What you will do
Without including any images, repeat the data exactly.

Data listing
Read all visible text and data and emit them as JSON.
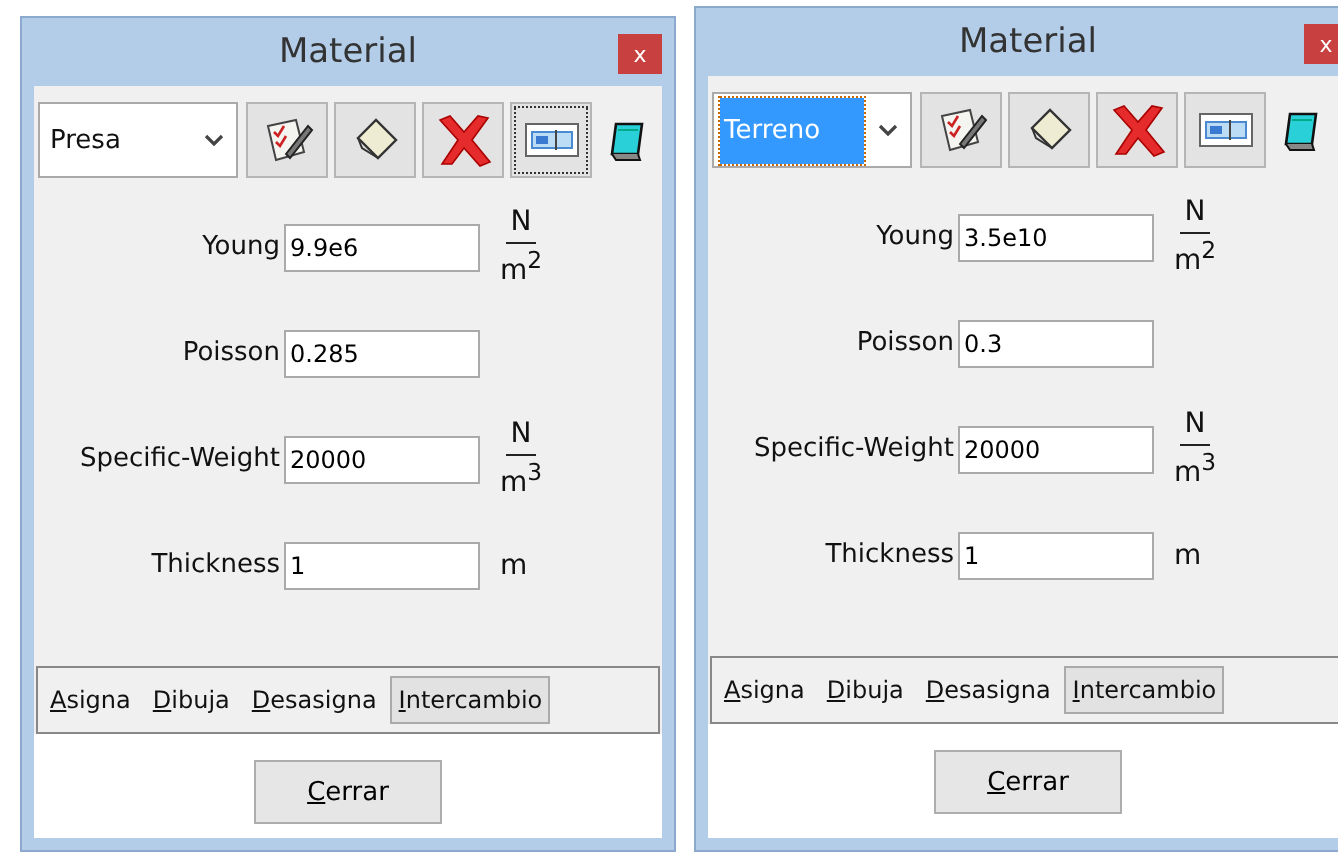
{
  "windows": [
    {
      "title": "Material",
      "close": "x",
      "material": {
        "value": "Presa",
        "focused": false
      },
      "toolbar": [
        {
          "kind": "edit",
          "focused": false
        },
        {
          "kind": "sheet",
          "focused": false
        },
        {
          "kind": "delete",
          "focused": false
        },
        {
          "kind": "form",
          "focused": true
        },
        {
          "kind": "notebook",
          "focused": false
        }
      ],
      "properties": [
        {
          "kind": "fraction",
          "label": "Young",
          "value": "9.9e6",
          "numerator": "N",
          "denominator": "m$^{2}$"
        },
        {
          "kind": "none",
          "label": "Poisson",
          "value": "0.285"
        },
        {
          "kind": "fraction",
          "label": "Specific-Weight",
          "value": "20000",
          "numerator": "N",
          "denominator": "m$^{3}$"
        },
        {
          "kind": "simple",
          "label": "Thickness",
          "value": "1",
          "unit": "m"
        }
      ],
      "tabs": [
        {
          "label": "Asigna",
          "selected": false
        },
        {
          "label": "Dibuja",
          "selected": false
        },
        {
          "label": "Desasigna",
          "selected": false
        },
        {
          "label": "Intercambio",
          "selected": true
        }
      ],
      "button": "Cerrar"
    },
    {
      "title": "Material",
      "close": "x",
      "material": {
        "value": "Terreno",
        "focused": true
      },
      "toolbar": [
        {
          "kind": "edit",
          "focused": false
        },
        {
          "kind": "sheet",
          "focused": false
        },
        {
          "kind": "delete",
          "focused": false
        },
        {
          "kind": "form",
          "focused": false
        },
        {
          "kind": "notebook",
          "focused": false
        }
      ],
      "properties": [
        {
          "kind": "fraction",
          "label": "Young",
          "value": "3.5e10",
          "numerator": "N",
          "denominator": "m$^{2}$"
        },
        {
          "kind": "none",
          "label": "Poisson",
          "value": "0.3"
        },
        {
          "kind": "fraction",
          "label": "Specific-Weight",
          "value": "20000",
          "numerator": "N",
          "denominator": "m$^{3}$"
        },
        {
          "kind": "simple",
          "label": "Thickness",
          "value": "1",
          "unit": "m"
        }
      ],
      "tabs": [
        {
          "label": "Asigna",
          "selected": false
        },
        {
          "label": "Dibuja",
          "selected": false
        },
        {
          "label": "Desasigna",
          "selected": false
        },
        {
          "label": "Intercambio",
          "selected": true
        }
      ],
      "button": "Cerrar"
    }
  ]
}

Exercise output
Read all visible text and data and emit them as JSON.
{
  "windows": [
    {
      "title": "Material",
      "close": "x",
      "material": {
        "value": "Presa",
        "focused": false
      },
      "toolbar": [
        {
          "kind": "edit",
          "focused": false
        },
        {
          "kind": "sheet",
          "focused": false
        },
        {
          "kind": "delete",
          "focused": false
        },
        {
          "kind": "form",
          "focused": true
        },
        {
          "kind": "notebook",
          "focused": false
        }
      ],
      "properties": [
        {
          "kind": "fraction",
          "label": "Young",
          "value": "9.9e6",
          "numerator": "N",
          "denominator": "m$^{2}$"
        },
        {
          "kind": "none",
          "label": "Poisson",
          "value": "0.285"
        },
        {
          "kind": "fraction",
          "label": "Specific-Weight",
          "value": "20000",
          "numerator": "N",
          "denominator": "m$^{3}$"
        },
        {
          "kind": "simple",
          "label": "Thickness",
          "value": "1",
          "unit": "m"
        }
      ],
      "tabs": [
        {
          "label": "Asigna",
          "selected": false
        },
        {
          "label": "Dibuja",
          "selected": false
        },
        {
          "label": "Desasigna",
          "selected": false
        },
        {
          "label": "Intercambio",
          "selected": true
        }
      ],
      "button": "Cerrar"
    },
    {
      "title": "Material",
      "close": "x",
      "material": {
        "value": "Terreno",
        "focused": true
      },
      "toolbar": [
        {
          "kind": "edit",
          "focused": false
        },
        {
          "kind": "sheet",
          "focused": false
        },
        {
          "kind": "delete",
          "focused": false
        },
        {
          "kind": "form",
          "focused": false
        },
        {
          "kind": "notebook",
          "focused": false
        }
      ],
      "properties": [
        {
          "kind": "fraction",
          "label": "Young",
          "value": "3.5e10",
          "numerator": "N",
          "denominator": "m$^{2}$"
        },
        {
          "kind": "none",
          "label": "Poisson",
          "value": "0.3"
        },
        {
          "kind": "fraction",
          "label": "Specific-Weight",
          "value": "20000",
          "numerator": "N",
          "denominator": "m$^{3}$"
        },
        {
          "kind": "simple",
          "label": "Thickness",
          "value": "1",
          "unit": "m"
        }
      ],
      "tabs": [
        {
          "label": "Asigna",
          "selected": false
        },
        {
          "label": "Dibuja",
          "selected": false
        },
        {
          "label": "Desasigna",
          "selected": false
        },
        {
          "label": "Intercambio",
          "selected": true
        }
      ],
      "button": "Cerrar"
    }
  ]
}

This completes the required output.